Information supplied -
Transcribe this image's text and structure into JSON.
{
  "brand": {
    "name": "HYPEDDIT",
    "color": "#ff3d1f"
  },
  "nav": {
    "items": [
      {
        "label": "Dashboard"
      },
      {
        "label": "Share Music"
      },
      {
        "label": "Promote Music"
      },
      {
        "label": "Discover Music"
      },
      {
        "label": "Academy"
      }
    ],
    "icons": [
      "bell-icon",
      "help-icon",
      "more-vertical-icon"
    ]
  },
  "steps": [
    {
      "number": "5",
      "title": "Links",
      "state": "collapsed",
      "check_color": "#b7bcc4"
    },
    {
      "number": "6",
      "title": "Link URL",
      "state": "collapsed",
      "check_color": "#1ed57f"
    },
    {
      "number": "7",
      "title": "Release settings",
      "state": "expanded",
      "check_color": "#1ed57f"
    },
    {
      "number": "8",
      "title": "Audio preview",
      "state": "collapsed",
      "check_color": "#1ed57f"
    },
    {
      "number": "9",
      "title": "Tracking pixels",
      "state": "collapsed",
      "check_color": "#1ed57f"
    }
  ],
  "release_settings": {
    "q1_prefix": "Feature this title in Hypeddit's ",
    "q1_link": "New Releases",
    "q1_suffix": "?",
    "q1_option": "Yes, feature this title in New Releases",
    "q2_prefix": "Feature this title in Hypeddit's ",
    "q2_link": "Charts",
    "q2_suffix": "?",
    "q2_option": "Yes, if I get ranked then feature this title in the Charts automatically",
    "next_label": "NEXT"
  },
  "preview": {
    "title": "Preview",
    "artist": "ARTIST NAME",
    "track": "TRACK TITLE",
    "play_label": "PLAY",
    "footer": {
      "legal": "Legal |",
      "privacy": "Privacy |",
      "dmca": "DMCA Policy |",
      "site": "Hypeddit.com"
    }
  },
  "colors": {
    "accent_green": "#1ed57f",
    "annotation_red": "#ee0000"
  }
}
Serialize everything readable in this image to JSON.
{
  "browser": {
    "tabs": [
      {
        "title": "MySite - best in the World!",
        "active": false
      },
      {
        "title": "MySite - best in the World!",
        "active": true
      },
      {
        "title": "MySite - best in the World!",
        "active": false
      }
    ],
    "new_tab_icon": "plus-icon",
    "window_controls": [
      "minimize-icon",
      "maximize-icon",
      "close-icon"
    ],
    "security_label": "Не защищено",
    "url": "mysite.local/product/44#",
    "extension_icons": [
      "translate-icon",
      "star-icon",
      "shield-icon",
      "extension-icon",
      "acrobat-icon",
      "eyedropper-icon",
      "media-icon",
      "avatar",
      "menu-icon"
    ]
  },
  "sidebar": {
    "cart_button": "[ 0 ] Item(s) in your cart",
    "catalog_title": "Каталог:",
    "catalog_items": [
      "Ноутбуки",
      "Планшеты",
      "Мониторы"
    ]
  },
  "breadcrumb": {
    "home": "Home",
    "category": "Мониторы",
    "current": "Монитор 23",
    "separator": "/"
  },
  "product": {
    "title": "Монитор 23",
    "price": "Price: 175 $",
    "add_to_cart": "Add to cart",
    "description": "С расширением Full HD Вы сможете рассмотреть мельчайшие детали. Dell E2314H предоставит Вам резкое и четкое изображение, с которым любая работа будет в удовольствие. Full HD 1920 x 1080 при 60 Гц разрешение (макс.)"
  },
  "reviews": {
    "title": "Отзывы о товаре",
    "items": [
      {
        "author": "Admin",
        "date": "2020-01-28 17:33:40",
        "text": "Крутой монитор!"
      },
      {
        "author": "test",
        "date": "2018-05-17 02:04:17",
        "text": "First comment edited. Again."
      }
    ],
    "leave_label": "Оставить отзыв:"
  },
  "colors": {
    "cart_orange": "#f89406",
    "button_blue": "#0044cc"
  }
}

Given exercise - Print all of the entries exactly as they appear.

In response -
Transcribe this image's text and structure into JSON.
{
  "brand": {
    "name": "HYPEDDIT",
    "color": "#ff3d1f"
  },
  "nav": {
    "items": [
      {
        "label": "Dashboard"
      },
      {
        "label": "Share Music"
      },
      {
        "label": "Promote Music"
      },
      {
        "label": "Discover Music"
      },
      {
        "label": "Academy"
      }
    ],
    "icons": [
      "bell-icon",
      "help-icon",
      "more-vertical-icon"
    ]
  },
  "steps": [
    {
      "number": "5",
      "title": "Links",
      "state": "collapsed",
      "check_color": "#b7bcc4"
    },
    {
      "number": "6",
      "title": "Link URL",
      "state": "collapsed",
      "check_color": "#1ed57f"
    },
    {
      "number": "7",
      "title": "Release settings",
      "state": "expanded",
      "check_color": "#1ed57f"
    },
    {
      "number": "8",
      "title": "Audio preview",
      "state": "collapsed",
      "check_color": "#1ed57f"
    },
    {
      "number": "9",
      "title": "Tracking pixels",
      "state": "collapsed",
      "check_color": "#1ed57f"
    }
  ],
  "release_settings": {
    "q1_prefix": "Feature this title in Hypeddit's ",
    "q1_link": "New Releases",
    "q1_suffix": "?",
    "q1_option": "Yes, feature this title in New Releases",
    "q2_prefix": "Feature this title in Hypeddit's ",
    "q2_link": "Charts",
    "q2_suffix": "?",
    "q2_option": "Yes, if I get ranked then feature this title in the Charts automatically",
    "next_label": "NEXT"
  },
  "preview": {
    "title": "Preview",
    "artist": "ARTIST NAME",
    "track": "TRACK TITLE",
    "play_label": "PLAY",
    "footer": {
      "legal": "Legal |",
      "privacy": "Privacy |",
      "dmca": "DMCA Policy |",
      "site": "Hypeddit.com"
    }
  },
  "colors": {
    "accent_green": "#1ed57f",
    "annotation_red": "#ee0000"
  }
}
Serialize everything readable in this image to JSON.
{
  "browser": {
    "tabs": [
      {
        "title": "MySite - best in the World!",
        "active": false
      },
      {
        "title": "MySite - best in the World!",
        "active": true
      },
      {
        "title": "MySite - best in the World!",
        "active": false
      }
    ],
    "new_tab_icon": "plus-icon",
    "window_controls": [
      "minimize-icon",
      "maximize-icon",
      "close-icon"
    ],
    "security_label": "Не защищено",
    "url": "mysite.local/product/44#",
    "extension_icons": [
      "translate-icon",
      "star-icon",
      "shield-icon",
      "extension-icon",
      "acrobat-icon",
      "eyedropper-icon",
      "media-icon",
      "avatar",
      "menu-icon"
    ]
  },
  "sidebar": {
    "cart_button": "[ 0 ] Item(s) in your cart",
    "catalog_title": "Каталог:",
    "catalog_items": [
      "Ноутбуки",
      "Планшеты",
      "Мониторы"
    ]
  },
  "breadcrumb": {
    "home": "Home",
    "category": "Мониторы",
    "current": "Монитор 23",
    "separator": "/"
  },
  "product": {
    "title": "Монитор 23",
    "price": "Price: 175 $",
    "add_to_cart": "Add to cart",
    "description": "С расширением Full HD Вы сможете рассмотреть мельчайшие детали. Dell E2314H предоставит Вам резкое и четкое изображение, с которым любая работа будет в удовольствие. Full HD 1920 x 1080 при 60 Гц разрешение (макс.)"
  },
  "reviews": {
    "title": "Отзывы о товаре",
    "items": [
      {
        "author": "Admin",
        "date": "2020-01-28 17:33:40",
        "text": "Крутой монитор!"
      },
      {
        "author": "test",
        "date": "2018-05-17 02:04:17",
        "text": "First comment edited. Again."
      }
    ],
    "leave_label": "Оставить отзыв:"
  },
  "colors": {
    "cart_orange": "#f89406",
    "button_blue": "#0044cc"
  }
}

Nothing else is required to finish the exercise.